*Given request*
Return the material word for word. Do not include the pictures.

--- Start Material shown ---

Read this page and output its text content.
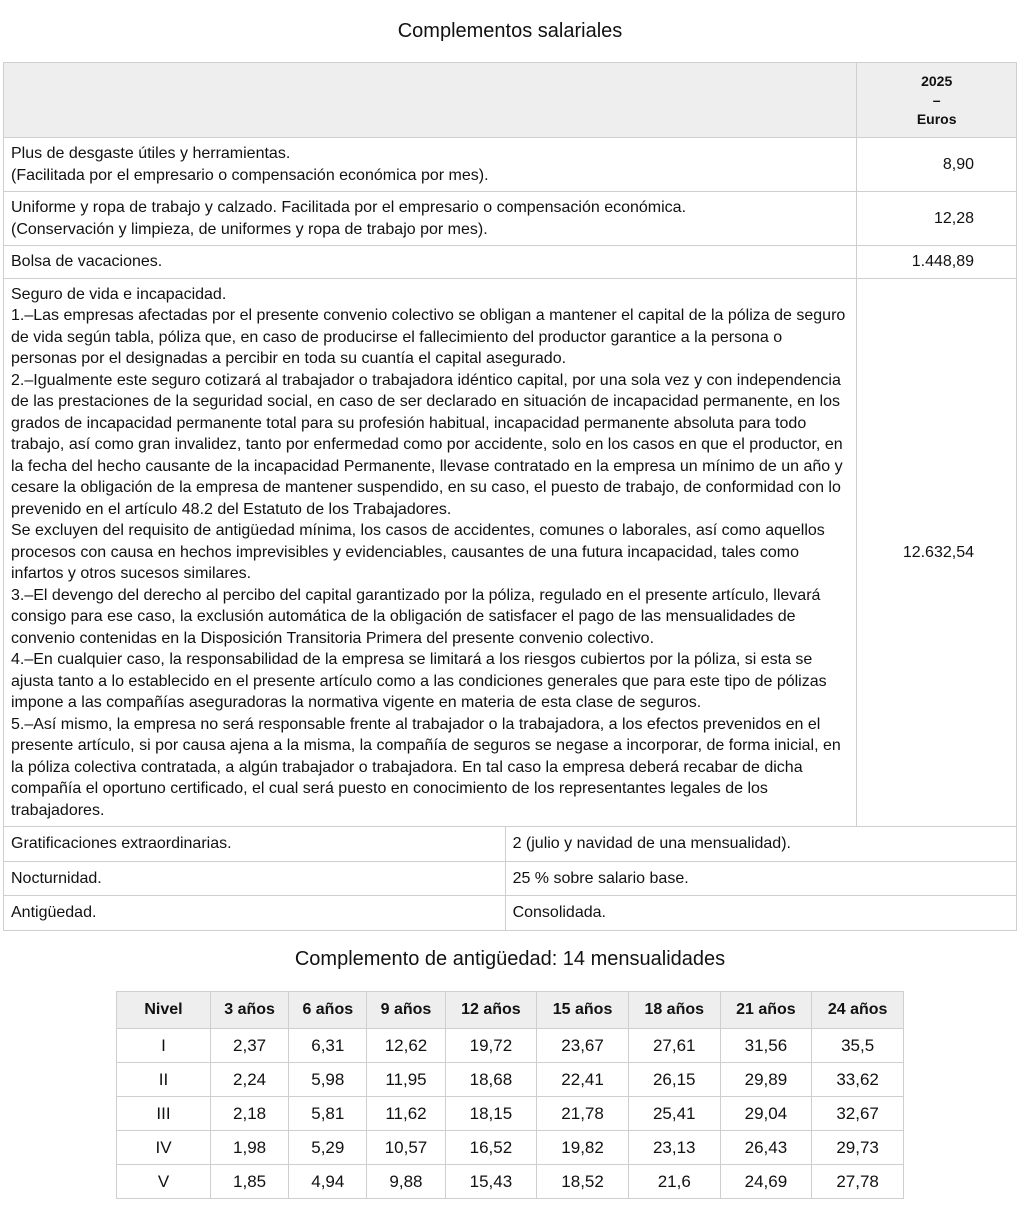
Complementos salariales

		2025
–
Euros

Plus de desgaste útiles y herramientas.
(Facilitada por el empresario o compensación económica por mes).		8,90

Uniforme y ropa de trabajo y calzado. Facilitada por el empresario o compensación económica.
(Conservación y limpieza, de uniformes y ropa de trabajo por mes).		12,28
Bolsa de vacaciones.		1.448,89

Seguro de vida e incapacidad.
1.–Las empresas afectadas por el presente convenio colectivo se obligan a mantener el capital de la póliza de seguro de vida según tabla, póliza que, en caso de producirse el fallecimiento del productor garantice a la persona o personas por el designadas a percibir en toda su cuantía el capital asegurado.
2.–Igualmente este seguro cotizará al trabajador o trabajadora idéntico capital, por una sola vez y con independencia de las prestaciones de la seguridad social, en caso de ser declarado en situación de incapacidad permanente, en los grados de incapacidad permanente total para su profesión habitual, incapacidad permanente absoluta para todo trabajo, así como gran invalidez, tanto por enfermedad como por accidente, solo en los casos en que el productor, en la fecha del hecho causante de la incapacidad Permanente, llevase contratado en la empresa un mínimo de un año y cesare la obligación de la empresa de mantener suspendido, en su caso, el puesto de trabajo, de conformidad con lo prevenido en el artículo 48.2 del Estatuto de los Trabajadores.
Se excluyen del requisito de antigüedad mínima, los casos de accidentes, comunes o laborales, así como aquellos procesos con causa en hechos imprevisibles y evidenciables, causantes de una futura incapacidad, tales como infartos y otros sucesos similares.
3.–El devengo del derecho al percibo del capital garantizado por la póliza, regulado en el presente artículo, llevará consigo para ese caso, la exclusión automática de la obligación de satisfacer el pago de las mensualidades de convenio contenidas en la Disposición Transitoria Primera del presente convenio colectivo.
4.–En cualquier caso, la responsabilidad de la empresa se limitará a los riesgos cubiertos por la póliza, si esta se ajusta tanto a lo establecido en el presente artículo como a las condiciones generales que para este tipo de pólizas impone a las compañías aseguradoras la normativa vigente en materia de esta clase de seguros.
5.–Así mismo, la empresa no será responsable frente al trabajador o la trabajadora, a los efectos prevenidos en el presente artículo, si por causa ajena a la misma, la compañía de seguros se negase a incorporar, de forma inicial, en la póliza colectiva contratada, a algún trabajador o trabajadora. En tal caso la empresa deberá recabar de dicha compañía el oportuno certificado, el cual será puesto en conocimiento de los representantes legales de los trabajadores.
	12.632,54
Gratificaciones extraordinarias.	2 (julio y navidad de una mensualidad).	
Nocturnidad.	25 % sobre salario base.	
Antigüedad.	Consolidada.	
Complemento de antigüedad: 14 mensualidades
Nivel	3 años	6 años	9 años	12 años	15 años	18 años	21 años	24 años
I	2,37	6,31	12,62	19,72	23,67	27,61	31,56	35,5
II	2,24	5,98	11,95	18,68	22,41	26,15	29,89	33,62
III	2,18	5,81	11,62	18,15	21,78	25,41	29,04	32,67
IV	1,98	5,29	10,57	16,52	19,82	23,13	26,43	29,73
V	1,85	4,94	9,88	15,43	18,52	21,6	24,69	27,78
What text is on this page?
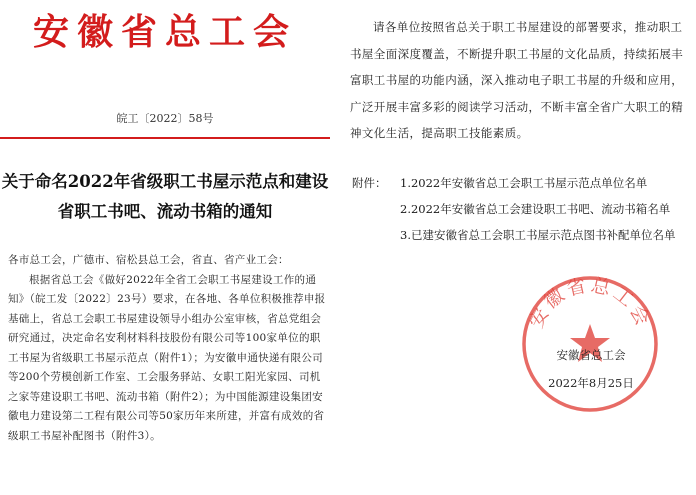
安徽省总工会
皖工〔2022〕58号
关于命名2022年省级职工书屋示范点和建设
省职工书吧、流动书箱的通知

各市总工会，广德市、宿松县总工会，省直、省产业工会：

根据省总工会《做好2022年全省工会职工书屋建设工作的通知》（皖工发〔2022〕23号）要求，在各地、各单位积极推荐申报基础上，省总工会职工书屋建设领导小组办公室审核，省总党组会研究通过，决定命名安利材料科技股份有限公司等100家单位的职工书屋为省级职工书屋示范点（附件1）；为安徽申通快递有限公司等200个劳模创新工作室、工会服务驿站、女职工阳光家园、司机之家等建设职工书吧、流动书箱（附件2）；为中国能源建设集团安徽电力建设第二工程有限公司等50家历年来所建，并富有成效的省级职工书屋补配图书（附件3）。

请各单位按照省总关于职工书屋建设的部署要求，推动职工书屋全面深度覆盖，不断提升职工书屋的文化品质，持续拓展丰富职工书屋的功能内涵，深入推动电子职工书屋的升级和应用，广泛开展丰富多彩的阅读学习活动，不断丰富全省广大职工的精神文化生活，提高职工技能素质。
附件： 1.2022年安徽省总工会职工书屋示范点单位名单
2.2022年安徽省总工会建设职工书吧、流动书箱名单
3.已建安徽省总工会职工书屋示范点图书补配单位名单
安徽省总工会
安徽省总工会
2022年8月25日
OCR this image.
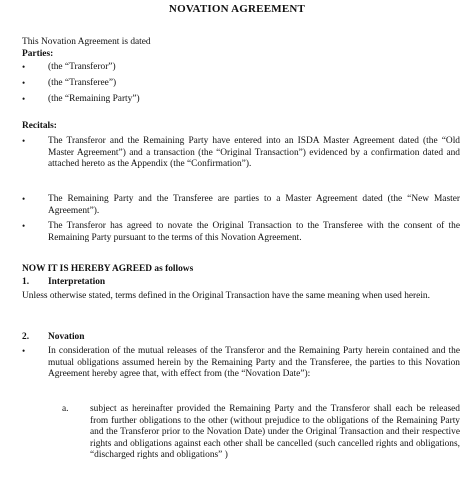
NOVATION AGREEMENT
This Novation Agreement is dated
Parties:
•	(the “Transferor”)
•	(the “Transferee”)
•	(the “Remaining Party”)
Recitals:
•	The Transferor and the Remaining Party have entered into an ISDA Master Agreement dated (the “Old Master Agreement”) and a transaction (the “Original Transaction”) evidenced by a confirmation dated and attached hereto as the Appendix (the “Confirmation”).
•	The Remaining Party and the Transferee are parties to a Master Agreement dated (the “New Master Agreement”).
•	The Transferor has agreed to novate the Original Transaction to the Transferee with the consent of the Remaining Party pursuant to the terms of this Novation Agreement.
NOW IT IS HEREBY AGREED as follows
1.	Interpretation
Unless otherwise stated, terms defined in the Original Transaction have the same meaning when used herein.
2.	Novation
•	In consideration of the mutual releases of the Transferor and the Remaining Party herein contained and the mutual obligations assumed herein by the Remaining Party and the Transferee, the parties to this Novation Agreement hereby agree that, with effect from (the “Novation Date”):
a.	subject as hereinafter provided the Remaining Party and the Transferor shall each be released from further obligations to the other (without prejudice to the obligations of the Remaining Party and the Transferor prior to the Novation Date) under the Original Transaction and their respective rights and obligations against each other shall be cancelled (such cancelled rights and obligations, “discharged rights and obligations” )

--- End Material shown ---

*Reply to the exercise*
Read this page and output its text content.
Complementos salariales

		2025
–
Euros

Plus de desgaste útiles y herramientas.
(Facilitada por el empresario o compensación económica por mes).		8,90

Uniforme y ropa de trabajo y calzado. Facilitada por el empresario o compensación económica.
(Conservación y limpieza, de uniformes y ropa de trabajo por mes).		12,28
Bolsa de vacaciones.		1.448,89

Seguro de vida e incapacidad.
1.–Las empresas afectadas por el presente convenio colectivo se obligan a mantener el capital de la póliza de seguro de vida según tabla, póliza que, en caso de producirse el fallecimiento del productor garantice a la persona o personas por el designadas a percibir en toda su cuantía el capital asegurado.
2.–Igualmente este seguro cotizará al trabajador o trabajadora idéntico capital, por una sola vez y con independencia de las prestaciones de la seguridad social, en caso de ser declarado en situación de incapacidad permanente, en los grados de incapacidad permanente total para su profesión habitual, incapacidad permanente absoluta para todo trabajo, así como gran invalidez, tanto por enfermedad como por accidente, solo en los casos en que el productor, en la fecha del hecho causante de la incapacidad Permanente, llevase contratado en la empresa un mínimo de un año y cesare la obligación de la empresa de mantener suspendido, en su caso, el puesto de trabajo, de conformidad con lo prevenido en el artículo 48.2 del Estatuto de los Trabajadores.
Se excluyen del requisito de antigüedad mínima, los casos de accidentes, comunes o laborales, así como aquellos procesos con causa en hechos imprevisibles y evidenciables, causantes de una futura incapacidad, tales como infartos y otros sucesos similares.
3.–El devengo del derecho al percibo del capital garantizado por la póliza, regulado en el presente artículo, llevará consigo para ese caso, la exclusión automática de la obligación de satisfacer el pago de las mensualidades de convenio contenidas en la Disposición Transitoria Primera del presente convenio colectivo.
4.–En cualquier caso, la responsabilidad de la empresa se limitará a los riesgos cubiertos por la póliza, si esta se ajusta tanto a lo establecido en el presente artículo como a las condiciones generales que para este tipo de pólizas impone a las compañías aseguradoras la normativa vigente en materia de esta clase de seguros.
5.–Así mismo, la empresa no será responsable frente al trabajador o la trabajadora, a los efectos prevenidos en el presente artículo, si por causa ajena a la misma, la compañía de seguros se negase a incorporar, de forma inicial, en la póliza colectiva contratada, a algún trabajador o trabajadora. En tal caso la empresa deberá recabar de dicha compañía el oportuno certificado, el cual será puesto en conocimiento de los representantes legales de los trabajadores.
	12.632,54
Gratificaciones extraordinarias.	2 (julio y navidad de una mensualidad).	
Nocturnidad.	25 % sobre salario base.	
Antigüedad.	Consolidada.	
Complemento de antigüedad: 14 mensualidades
Nivel	3 años	6 años	9 años	12 años	15 años	18 años	21 años	24 años
I	2,37	6,31	12,62	19,72	23,67	27,61	31,56	35,5
II	2,24	5,98	11,95	18,68	22,41	26,15	29,89	33,62
III	2,18	5,81	11,62	18,15	21,78	25,41	29,04	32,67
IV	1,98	5,29	10,57	16,52	19,82	23,13	26,43	29,73
V	1,85	4,94	9,88	15,43	18,52	21,6	24,69	27,78
What text is on this page?
安徽省总工会
皖工〔2022〕58号
关于命名2022年省级职工书屋示范点和建设
省职工书吧、流动书箱的通知

各市总工会，广德市、宿松县总工会，省直、省产业工会：

根据省总工会《做好2022年全省工会职工书屋建设工作的通知》（皖工发〔2022〕23号）要求，在各地、各单位积极推荐申报基础上，省总工会职工书屋建设领导小组办公室审核，省总党组会研究通过，决定命名安利材料科技股份有限公司等100家单位的职工书屋为省级职工书屋示范点（附件1）；为安徽申通快递有限公司等200个劳模创新工作室、工会服务驿站、女职工阳光家园、司机之家等建设职工书吧、流动书箱（附件2）；为中国能源建设集团安徽电力建设第二工程有限公司等50家历年来所建，并富有成效的省级职工书屋补配图书（附件3）。

请各单位按照省总关于职工书屋建设的部署要求，推动职工书屋全面深度覆盖，不断提升职工书屋的文化品质，持续拓展丰富职工书屋的功能内涵，深入推动电子职工书屋的升级和应用，广泛开展丰富多彩的阅读学习活动，不断丰富全省广大职工的精神文化生活，提高职工技能素质。
附件： 1.2022年安徽省总工会职工书屋示范点单位名单
2.2022年安徽省总工会建设职工书吧、流动书箱名单
3.已建安徽省总工会职工书屋示范点图书补配单位名单
安徽省总工会
安徽省总工会
2022年8月25日
OCR this image.
NOVATION AGREEMENT
This Novation Agreement is dated
Parties:
•	(the “Transferor”)
•	(the “Transferee”)
•	(the “Remaining Party”)
Recitals:
•	The Transferor and the Remaining Party have entered into an ISDA Master Agreement dated (the “Old Master Agreement”) and a transaction (the “Original Transaction”) evidenced by a confirmation dated and attached hereto as the Appendix (the “Confirmation”).
•	The Remaining Party and the Transferee are parties to a Master Agreement dated (the “New Master Agreement”).
•	The Transferor has agreed to novate the Original Transaction to the Transferee with the consent of the Remaining Party pursuant to the terms of this Novation Agreement.
NOW IT IS HEREBY AGREED as follows
1.	Interpretation
Unless otherwise stated, terms defined in the Original Transaction have the same meaning when used herein.
2.	Novation
•	In consideration of the mutual releases of the Transferor and the Remaining Party herein contained and the mutual obligations assumed herein by the Remaining Party and the Transferee, the parties to this Novation Agreement hereby agree that, with effect from (the “Novation Date”):
a.	subject as hereinafter provided the Remaining Party and the Transferor shall each be released from further obligations to the other (without prejudice to the obligations of the Remaining Party and the Transferor prior to the Novation Date) under the Original Transaction and their respective rights and obligations against each other shall be cancelled (such cancelled rights and obligations, “discharged rights and obligations” )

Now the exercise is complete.